Data listing
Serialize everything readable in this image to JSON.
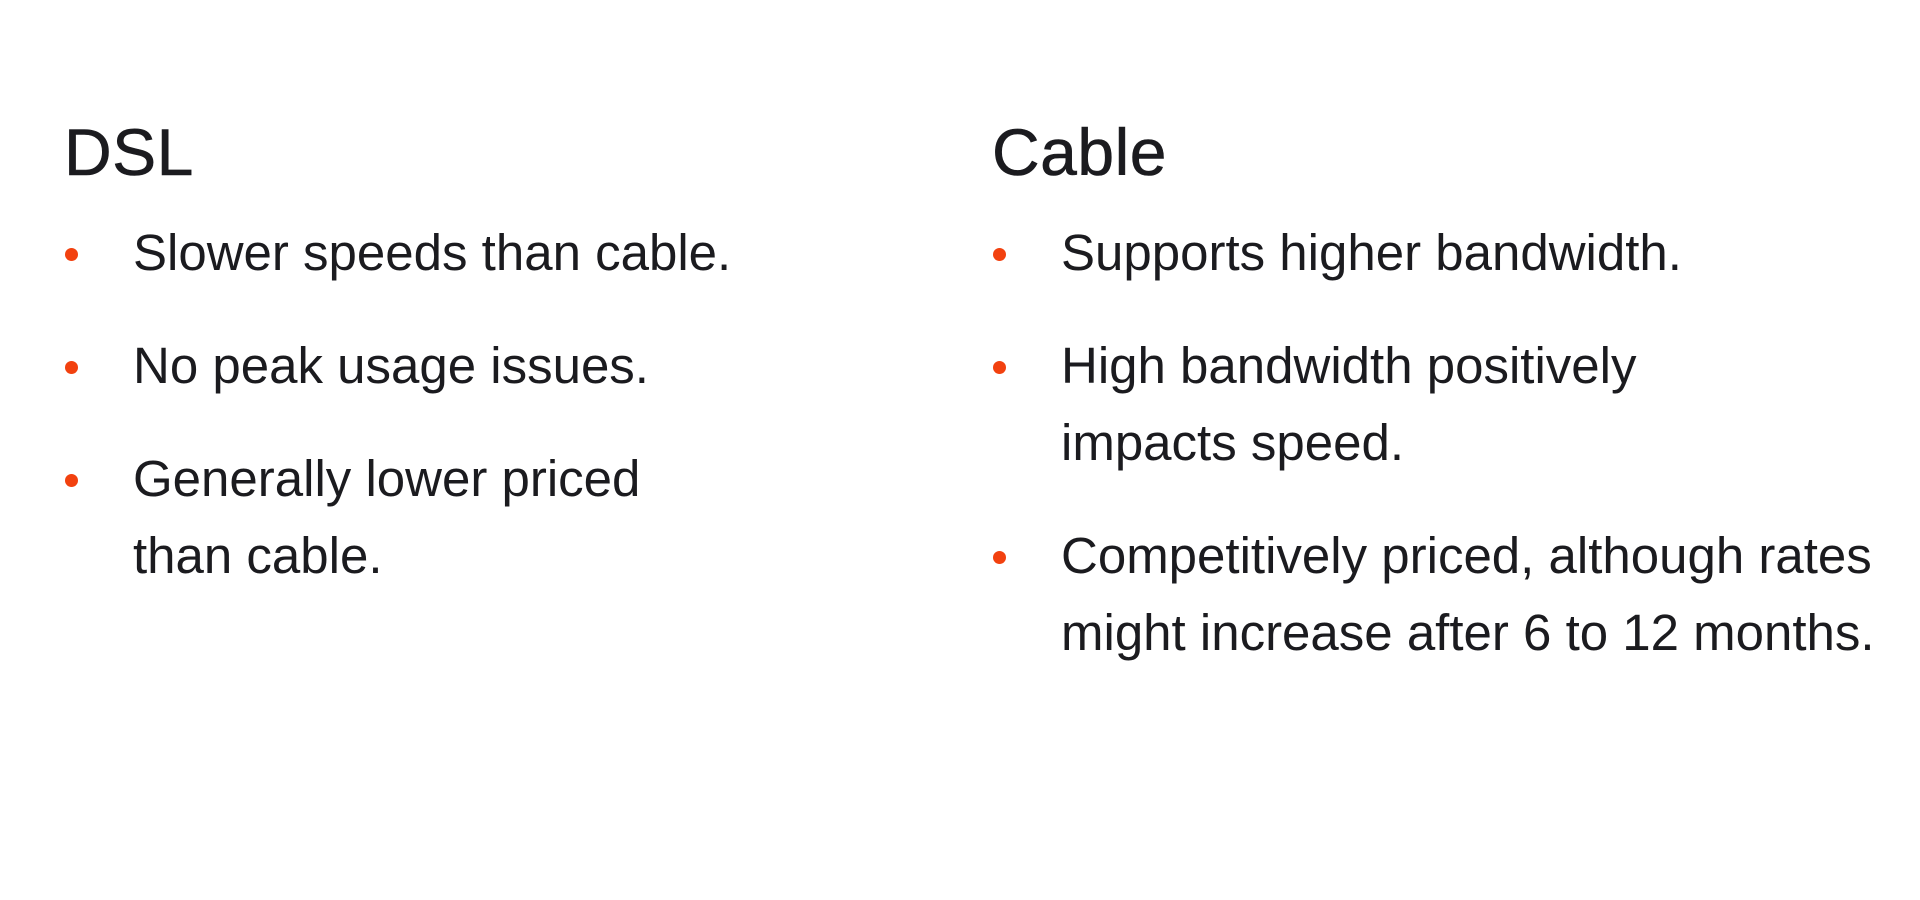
{
  "accent_color": "#f2410f",
  "columns": [
    {
      "title": "DSL",
      "items": [
        "Slower speeds than cable.",
        "No peak usage issues.",
        "Generally lower priced than cable."
      ]
    },
    {
      "title": "Cable",
      "items": [
        "Supports higher bandwidth.",
        "High bandwidth positively impacts speed.",
        "Competitively priced, although rates might increase after 6 to 12 months."
      ]
    }
  ]
}
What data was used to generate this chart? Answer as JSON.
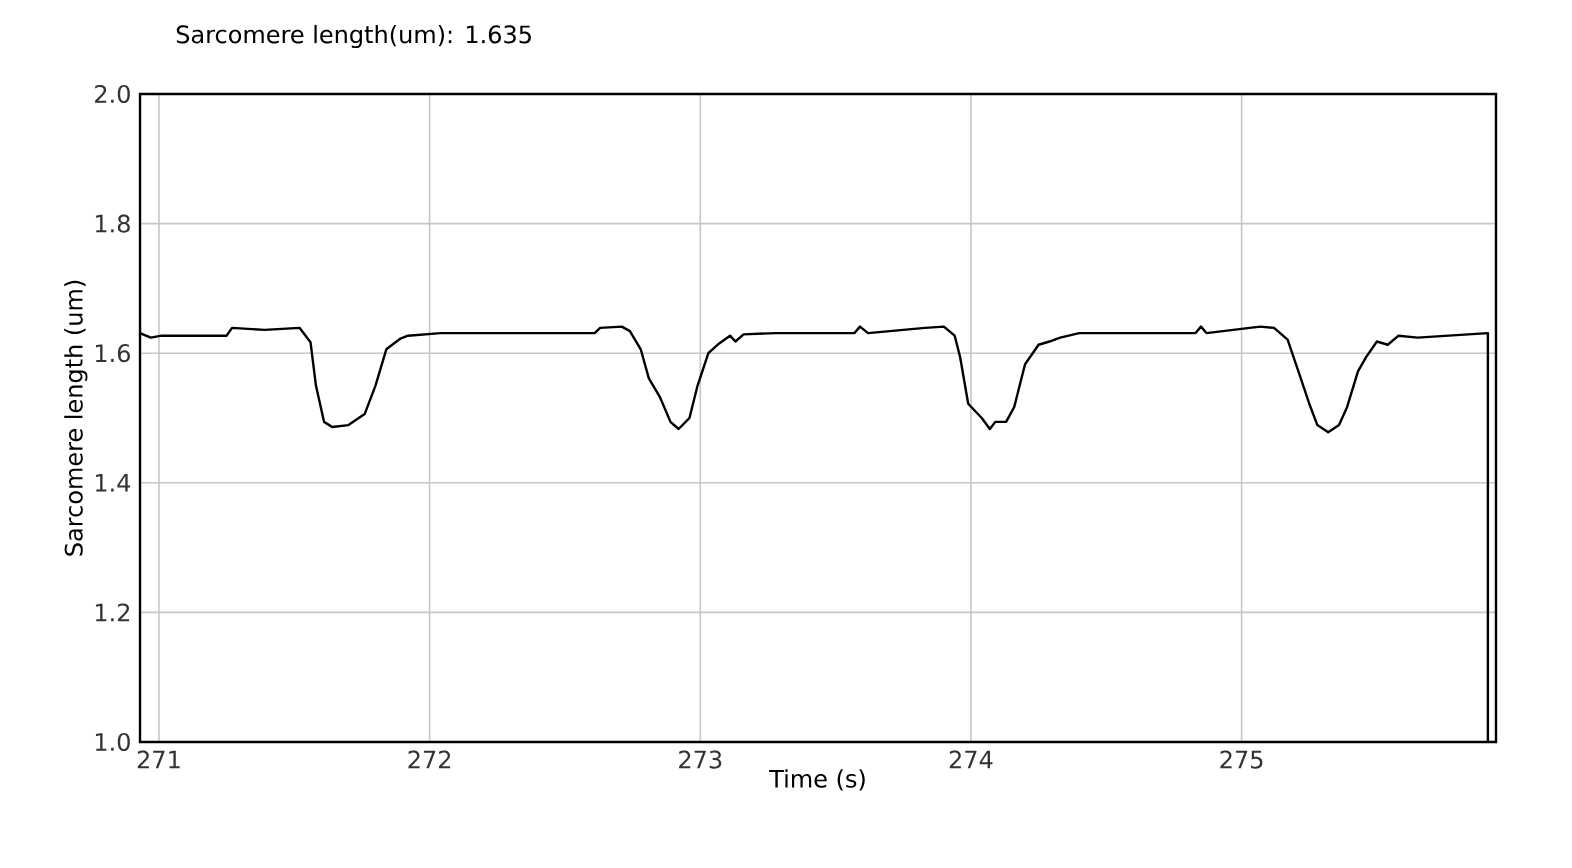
{
  "chart_data": {
    "type": "line",
    "title": "Sarcomere length(um): 1.635",
    "xlabel": "Time (s)",
    "ylabel": "Sarcomere length (um)",
    "x": [
      270.93,
      270.97,
      271.01,
      271.25,
      271.27,
      271.39,
      271.52,
      271.56,
      271.58,
      271.61,
      271.64,
      271.7,
      271.76,
      271.8,
      271.84,
      271.89,
      271.92,
      272.04,
      272.61,
      272.63,
      272.71,
      272.74,
      272.78,
      272.81,
      272.85,
      272.89,
      272.92,
      272.96,
      272.99,
      273.03,
      273.07,
      273.11,
      273.13,
      273.16,
      273.28,
      273.57,
      273.59,
      273.62,
      273.83,
      273.9,
      273.94,
      273.96,
      273.99,
      274.04,
      274.07,
      274.09,
      274.13,
      274.16,
      274.2,
      274.25,
      274.29,
      274.33,
      274.4,
      274.83,
      274.85,
      274.87,
      275.03,
      275.07,
      275.12,
      275.17,
      275.21,
      275.25,
      275.28,
      275.32,
      275.36,
      275.39,
      275.43,
      275.46,
      275.5,
      275.54,
      275.58,
      275.65,
      275.91,
      275.91
    ],
    "series": [
      {
        "color": "#000000",
        "values": [
          1.631,
          1.624,
          1.627,
          1.627,
          1.639,
          1.636,
          1.639,
          1.617,
          1.55,
          1.494,
          1.486,
          1.489,
          1.506,
          1.55,
          1.606,
          1.622,
          1.627,
          1.631,
          1.631,
          1.639,
          1.641,
          1.634,
          1.606,
          1.561,
          1.533,
          1.494,
          1.483,
          1.5,
          1.55,
          1.6,
          1.615,
          1.627,
          1.618,
          1.629,
          1.631,
          1.631,
          1.641,
          1.631,
          1.639,
          1.641,
          1.627,
          1.594,
          1.522,
          1.5,
          1.483,
          1.494,
          1.494,
          1.517,
          1.583,
          1.613,
          1.618,
          1.624,
          1.631,
          1.631,
          1.641,
          1.631,
          1.639,
          1.641,
          1.639,
          1.621,
          1.572,
          1.522,
          1.489,
          1.478,
          1.489,
          1.517,
          1.572,
          1.594,
          1.618,
          1.613,
          1.627,
          1.624,
          1.631,
          1.0
        ]
      }
    ],
    "xlim": [
      270.93,
      275.94
    ],
    "ylim": [
      1.0,
      2.0
    ],
    "xticks": [
      271,
      272,
      273,
      274,
      275
    ],
    "yticks": [
      {
        "value": 1.0,
        "label": "1.0"
      },
      1.2,
      1.4,
      1.6,
      1.8,
      {
        "value": 2.0,
        "label": "2.0"
      }
    ],
    "grid": true,
    "marker": "none",
    "line_style": "solid"
  }
}
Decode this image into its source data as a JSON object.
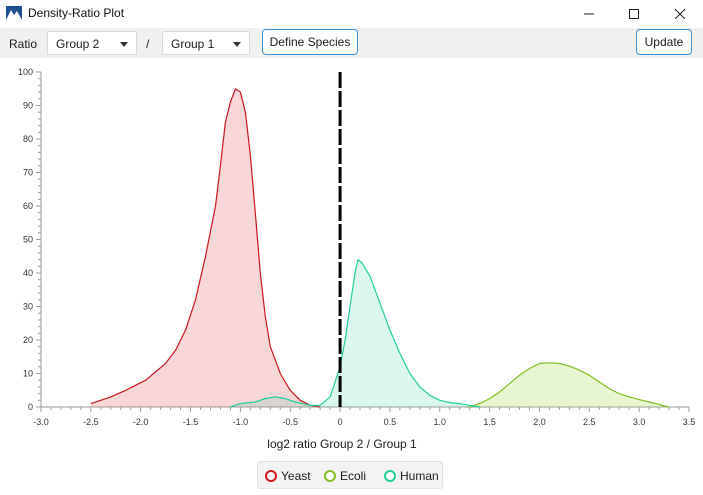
{
  "window": {
    "title": "Density-Ratio Plot",
    "minimize_icon": "minimize-icon",
    "maximize_icon": "maximize-icon",
    "close_icon": "close-icon",
    "app_icon": "mountain-app-icon"
  },
  "toolbar": {
    "ratio_label": "Ratio",
    "numerator": "Group 2",
    "divider": "/",
    "denominator": "Group 1",
    "define_species_label": "Define Species",
    "update_label": "Update"
  },
  "colors": {
    "yeast": "#c8161d",
    "ecoli": "#7fbf1f",
    "human": "#1fcf9a",
    "accent": "#3a8fd0"
  },
  "chart_data": {
    "type": "area",
    "title": "",
    "xlabel": "log2 ratio Group 2 / Group 1",
    "ylabel": "",
    "xlim": [
      -3.0,
      3.5
    ],
    "ylim": [
      0,
      100
    ],
    "x_ticks": [
      "-3.0",
      "-2.5",
      "-2.0",
      "-1.5",
      "-1.0",
      "-0.5",
      "0",
      "0.5",
      "1.0",
      "1.5",
      "2.0",
      "2.5",
      "3.0",
      "3.5"
    ],
    "y_ticks": [
      "0",
      "10",
      "20",
      "30",
      "40",
      "50",
      "60",
      "70",
      "80",
      "90",
      "100"
    ],
    "grid": false,
    "legend_position": "bottom",
    "reference_line_x": 0,
    "series": [
      {
        "name": "Yeast",
        "points": [
          [
            -2.5,
            1
          ],
          [
            -2.3,
            3
          ],
          [
            -2.15,
            5
          ],
          [
            -2.05,
            6.5
          ],
          [
            -1.95,
            8
          ],
          [
            -1.85,
            10.5
          ],
          [
            -1.75,
            13
          ],
          [
            -1.65,
            17
          ],
          [
            -1.55,
            23
          ],
          [
            -1.45,
            32
          ],
          [
            -1.35,
            45
          ],
          [
            -1.25,
            60
          ],
          [
            -1.2,
            72
          ],
          [
            -1.15,
            85
          ],
          [
            -1.1,
            91
          ],
          [
            -1.05,
            95
          ],
          [
            -1.0,
            94
          ],
          [
            -0.95,
            88
          ],
          [
            -0.9,
            75
          ],
          [
            -0.85,
            58
          ],
          [
            -0.8,
            40
          ],
          [
            -0.75,
            27
          ],
          [
            -0.7,
            18
          ],
          [
            -0.6,
            10
          ],
          [
            -0.5,
            5
          ],
          [
            -0.4,
            2
          ],
          [
            -0.3,
            0.5
          ],
          [
            -0.2,
            0
          ]
        ]
      },
      {
        "name": "Ecoli",
        "points": [
          [
            1.3,
            0
          ],
          [
            1.4,
            1
          ],
          [
            1.5,
            2.5
          ],
          [
            1.6,
            4.5
          ],
          [
            1.7,
            7
          ],
          [
            1.8,
            9.5
          ],
          [
            1.9,
            11.5
          ],
          [
            2.0,
            13
          ],
          [
            2.1,
            13.2
          ],
          [
            2.2,
            13
          ],
          [
            2.3,
            12.2
          ],
          [
            2.4,
            11
          ],
          [
            2.5,
            9.5
          ],
          [
            2.6,
            7.5
          ],
          [
            2.7,
            5.5
          ],
          [
            2.8,
            4
          ],
          [
            2.9,
            3
          ],
          [
            3.0,
            2.2
          ],
          [
            3.1,
            1.5
          ],
          [
            3.2,
            0.8
          ],
          [
            3.25,
            0.3
          ],
          [
            3.3,
            0
          ]
        ]
      },
      {
        "name": "Human",
        "points": [
          [
            -1.1,
            0
          ],
          [
            -1.0,
            1
          ],
          [
            -0.85,
            1.5
          ],
          [
            -0.75,
            2.5
          ],
          [
            -0.65,
            3
          ],
          [
            -0.55,
            2.5
          ],
          [
            -0.45,
            1.5
          ],
          [
            -0.3,
            0.5
          ],
          [
            -0.2,
            0.5
          ],
          [
            -0.1,
            3
          ],
          [
            0.0,
            12
          ],
          [
            0.05,
            20
          ],
          [
            0.1,
            30
          ],
          [
            0.15,
            40
          ],
          [
            0.18,
            44
          ],
          [
            0.22,
            43
          ],
          [
            0.3,
            39
          ],
          [
            0.4,
            31
          ],
          [
            0.5,
            23
          ],
          [
            0.6,
            16
          ],
          [
            0.7,
            10
          ],
          [
            0.8,
            6
          ],
          [
            0.9,
            3.5
          ],
          [
            1.0,
            2
          ],
          [
            1.1,
            1.3
          ],
          [
            1.2,
            1
          ],
          [
            1.3,
            0.5
          ],
          [
            1.4,
            0
          ]
        ]
      }
    ]
  }
}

(PROBLEM DESCRIPTION) Show the lines of the material that contain the word "title".

(OUTPUT)
      "title": "DSL",
      "title": "Cable",
    "title": "Sarcomere length(um): 1.635",
    "title": "Density-Ratio Plot",
    "title": "",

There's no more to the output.